- _INPUT RECORDS_:
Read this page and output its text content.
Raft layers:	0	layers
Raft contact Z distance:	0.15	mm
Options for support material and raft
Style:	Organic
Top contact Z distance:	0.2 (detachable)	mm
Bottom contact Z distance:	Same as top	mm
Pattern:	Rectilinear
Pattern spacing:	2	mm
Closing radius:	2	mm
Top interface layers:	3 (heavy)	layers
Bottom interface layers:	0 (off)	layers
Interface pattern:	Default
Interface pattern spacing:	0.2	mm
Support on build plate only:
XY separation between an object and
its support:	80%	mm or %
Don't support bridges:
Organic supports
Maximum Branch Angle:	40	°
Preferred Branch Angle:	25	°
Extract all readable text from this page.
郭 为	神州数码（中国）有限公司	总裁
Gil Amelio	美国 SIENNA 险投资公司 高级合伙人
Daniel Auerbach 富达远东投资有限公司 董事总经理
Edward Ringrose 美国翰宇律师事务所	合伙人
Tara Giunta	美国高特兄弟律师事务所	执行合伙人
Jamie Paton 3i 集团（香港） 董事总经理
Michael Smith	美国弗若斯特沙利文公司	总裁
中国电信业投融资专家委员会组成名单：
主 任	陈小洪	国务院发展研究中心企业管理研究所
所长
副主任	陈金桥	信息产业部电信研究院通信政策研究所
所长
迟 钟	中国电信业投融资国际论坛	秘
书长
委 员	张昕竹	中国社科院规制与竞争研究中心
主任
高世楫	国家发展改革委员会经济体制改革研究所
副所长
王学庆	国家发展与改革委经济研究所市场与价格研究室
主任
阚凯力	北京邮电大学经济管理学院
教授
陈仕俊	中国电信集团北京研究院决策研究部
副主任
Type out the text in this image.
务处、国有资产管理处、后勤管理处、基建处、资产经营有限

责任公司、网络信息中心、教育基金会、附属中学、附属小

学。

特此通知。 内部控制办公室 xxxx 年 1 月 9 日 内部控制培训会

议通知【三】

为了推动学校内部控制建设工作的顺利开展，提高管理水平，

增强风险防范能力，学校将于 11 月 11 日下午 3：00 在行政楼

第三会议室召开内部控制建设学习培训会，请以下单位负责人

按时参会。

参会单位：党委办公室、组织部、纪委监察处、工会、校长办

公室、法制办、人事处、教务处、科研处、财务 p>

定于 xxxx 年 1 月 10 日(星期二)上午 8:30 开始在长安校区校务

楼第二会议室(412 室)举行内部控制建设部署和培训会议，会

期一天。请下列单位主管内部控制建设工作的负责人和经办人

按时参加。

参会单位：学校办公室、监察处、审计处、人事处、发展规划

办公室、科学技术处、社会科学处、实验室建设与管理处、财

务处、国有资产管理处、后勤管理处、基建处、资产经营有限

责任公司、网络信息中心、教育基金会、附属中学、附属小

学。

- _REQUIREMENTS_: Only a number is wanted: how many lines above include "xxxx"?

- _FINAL RESULT_: 2